» **Data supplied**:
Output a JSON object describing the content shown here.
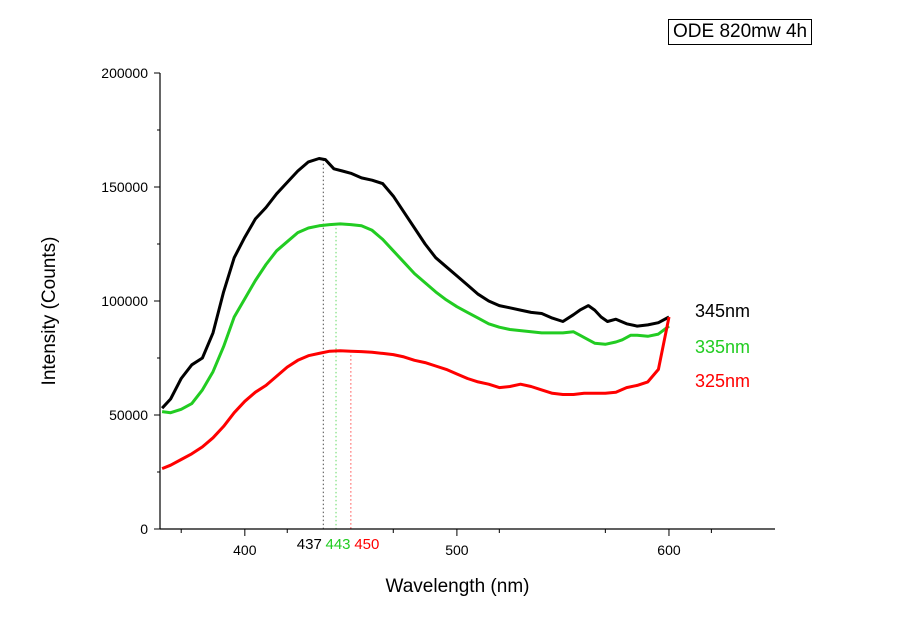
{
  "chart_data": {
    "type": "line",
    "title": "ODE 820mw 4h",
    "xlabel": "Wavelength (nm)",
    "ylabel": "Intensity (Counts)",
    "xlim": [
      360,
      650
    ],
    "ylim": [
      0,
      200000
    ],
    "x_ticks": [
      "400",
      "500",
      "600"
    ],
    "y_ticks": [
      "0",
      "50000",
      "100000",
      "150000",
      "200000"
    ],
    "markers": [
      {
        "x": 437,
        "label": "437",
        "color": "#000000"
      },
      {
        "x": 443,
        "label": "443",
        "color": "#22cc22"
      },
      {
        "x": 450,
        "label": "450",
        "color": "#ff0000"
      }
    ],
    "series": [
      {
        "name": "345nm",
        "color": "#000000",
        "x": [
          361,
          365,
          370,
          375,
          380,
          385,
          390,
          395,
          400,
          405,
          410,
          415,
          420,
          425,
          430,
          435,
          438,
          442,
          446,
          450,
          455,
          460,
          465,
          470,
          475,
          480,
          485,
          490,
          495,
          500,
          505,
          510,
          515,
          520,
          525,
          530,
          535,
          540,
          545,
          550,
          555,
          558,
          562,
          565,
          568,
          571,
          575,
          580,
          585,
          590,
          595,
          600
        ],
        "values": [
          53000,
          57000,
          66000,
          72000,
          75000,
          86000,
          104000,
          119000,
          128000,
          136000,
          141000,
          147000,
          152000,
          157000,
          161000,
          162500,
          162000,
          158000,
          157000,
          156000,
          154000,
          153000,
          151500,
          146000,
          139000,
          132000,
          125000,
          119000,
          115000,
          111000,
          107000,
          103000,
          100000,
          98000,
          97000,
          96000,
          95000,
          94500,
          92500,
          91000,
          94000,
          96000,
          98000,
          96000,
          93000,
          91000,
          92000,
          90000,
          89000,
          89500,
          90500,
          93000
        ]
      },
      {
        "name": "335nm",
        "color": "#22cc22",
        "x": [
          361,
          365,
          370,
          375,
          380,
          385,
          390,
          395,
          400,
          405,
          410,
          415,
          420,
          425,
          430,
          435,
          440,
          445,
          450,
          455,
          460,
          465,
          470,
          475,
          480,
          485,
          490,
          495,
          500,
          505,
          510,
          515,
          520,
          525,
          530,
          535,
          540,
          545,
          550,
          555,
          558,
          562,
          565,
          570,
          575,
          578,
          582,
          585,
          590,
          595,
          600
        ],
        "values": [
          51500,
          51000,
          52500,
          55000,
          61000,
          69000,
          80000,
          93000,
          101000,
          109000,
          116000,
          122000,
          126000,
          130000,
          132000,
          133000,
          133500,
          133800,
          133500,
          133000,
          131000,
          127000,
          122000,
          117000,
          112000,
          108000,
          104000,
          100500,
          97500,
          95000,
          92500,
          90000,
          88500,
          87500,
          87000,
          86500,
          86000,
          86000,
          86000,
          86500,
          85000,
          83000,
          81500,
          81000,
          82000,
          83000,
          85000,
          85000,
          84500,
          85500,
          89000
        ]
      },
      {
        "name": "325nm",
        "color": "#ff0000",
        "x": [
          361,
          365,
          370,
          375,
          380,
          385,
          390,
          395,
          400,
          405,
          410,
          415,
          420,
          425,
          430,
          435,
          440,
          445,
          450,
          455,
          460,
          465,
          470,
          475,
          480,
          485,
          490,
          495,
          500,
          505,
          510,
          515,
          520,
          525,
          530,
          535,
          540,
          545,
          550,
          555,
          560,
          565,
          570,
          575,
          580,
          585,
          590,
          595,
          600
        ],
        "values": [
          26500,
          28000,
          30500,
          33000,
          36000,
          40000,
          45000,
          51000,
          56000,
          60000,
          63000,
          67000,
          71000,
          74000,
          76000,
          77000,
          78000,
          78200,
          78000,
          77800,
          77500,
          77000,
          76500,
          75500,
          74000,
          73000,
          71500,
          70000,
          68000,
          66000,
          64500,
          63500,
          62000,
          62500,
          63500,
          62500,
          61000,
          59500,
          59000,
          59000,
          59500,
          59500,
          59500,
          60000,
          62000,
          63000,
          64500,
          70000,
          93000
        ]
      }
    ]
  }
}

» **Stated task**: Reproduce every line exactly and omit all pictures.

» **Task solution**:
Output a JSON object describing the content shown here.
{
  "chart_data": {
    "type": "line",
    "title": "ODE 820mw 4h",
    "xlabel": "Wavelength (nm)",
    "ylabel": "Intensity (Counts)",
    "xlim": [
      360,
      650
    ],
    "ylim": [
      0,
      200000
    ],
    "x_ticks": [
      "400",
      "500",
      "600"
    ],
    "y_ticks": [
      "0",
      "50000",
      "100000",
      "150000",
      "200000"
    ],
    "markers": [
      {
        "x": 437,
        "label": "437",
        "color": "#000000"
      },
      {
        "x": 443,
        "label": "443",
        "color": "#22cc22"
      },
      {
        "x": 450,
        "label": "450",
        "color": "#ff0000"
      }
    ],
    "series": [
      {
        "name": "345nm",
        "color": "#000000",
        "x": [
          361,
          365,
          370,
          375,
          380,
          385,
          390,
          395,
          400,
          405,
          410,
          415,
          420,
          425,
          430,
          435,
          438,
          442,
          446,
          450,
          455,
          460,
          465,
          470,
          475,
          480,
          485,
          490,
          495,
          500,
          505,
          510,
          515,
          520,
          525,
          530,
          535,
          540,
          545,
          550,
          555,
          558,
          562,
          565,
          568,
          571,
          575,
          580,
          585,
          590,
          595,
          600
        ],
        "values": [
          53000,
          57000,
          66000,
          72000,
          75000,
          86000,
          104000,
          119000,
          128000,
          136000,
          141000,
          147000,
          152000,
          157000,
          161000,
          162500,
          162000,
          158000,
          157000,
          156000,
          154000,
          153000,
          151500,
          146000,
          139000,
          132000,
          125000,
          119000,
          115000,
          111000,
          107000,
          103000,
          100000,
          98000,
          97000,
          96000,
          95000,
          94500,
          92500,
          91000,
          94000,
          96000,
          98000,
          96000,
          93000,
          91000,
          92000,
          90000,
          89000,
          89500,
          90500,
          93000
        ]
      },
      {
        "name": "335nm",
        "color": "#22cc22",
        "x": [
          361,
          365,
          370,
          375,
          380,
          385,
          390,
          395,
          400,
          405,
          410,
          415,
          420,
          425,
          430,
          435,
          440,
          445,
          450,
          455,
          460,
          465,
          470,
          475,
          480,
          485,
          490,
          495,
          500,
          505,
          510,
          515,
          520,
          525,
          530,
          535,
          540,
          545,
          550,
          555,
          558,
          562,
          565,
          570,
          575,
          578,
          582,
          585,
          590,
          595,
          600
        ],
        "values": [
          51500,
          51000,
          52500,
          55000,
          61000,
          69000,
          80000,
          93000,
          101000,
          109000,
          116000,
          122000,
          126000,
          130000,
          132000,
          133000,
          133500,
          133800,
          133500,
          133000,
          131000,
          127000,
          122000,
          117000,
          112000,
          108000,
          104000,
          100500,
          97500,
          95000,
          92500,
          90000,
          88500,
          87500,
          87000,
          86500,
          86000,
          86000,
          86000,
          86500,
          85000,
          83000,
          81500,
          81000,
          82000,
          83000,
          85000,
          85000,
          84500,
          85500,
          89000
        ]
      },
      {
        "name": "325nm",
        "color": "#ff0000",
        "x": [
          361,
          365,
          370,
          375,
          380,
          385,
          390,
          395,
          400,
          405,
          410,
          415,
          420,
          425,
          430,
          435,
          440,
          445,
          450,
          455,
          460,
          465,
          470,
          475,
          480,
          485,
          490,
          495,
          500,
          505,
          510,
          515,
          520,
          525,
          530,
          535,
          540,
          545,
          550,
          555,
          560,
          565,
          570,
          575,
          580,
          585,
          590,
          595,
          600
        ],
        "values": [
          26500,
          28000,
          30500,
          33000,
          36000,
          40000,
          45000,
          51000,
          56000,
          60000,
          63000,
          67000,
          71000,
          74000,
          76000,
          77000,
          78000,
          78200,
          78000,
          77800,
          77500,
          77000,
          76500,
          75500,
          74000,
          73000,
          71500,
          70000,
          68000,
          66000,
          64500,
          63500,
          62000,
          62500,
          63500,
          62500,
          61000,
          59500,
          59000,
          59000,
          59500,
          59500,
          59500,
          60000,
          62000,
          63000,
          64500,
          70000,
          93000
        ]
      }
    ]
  }
}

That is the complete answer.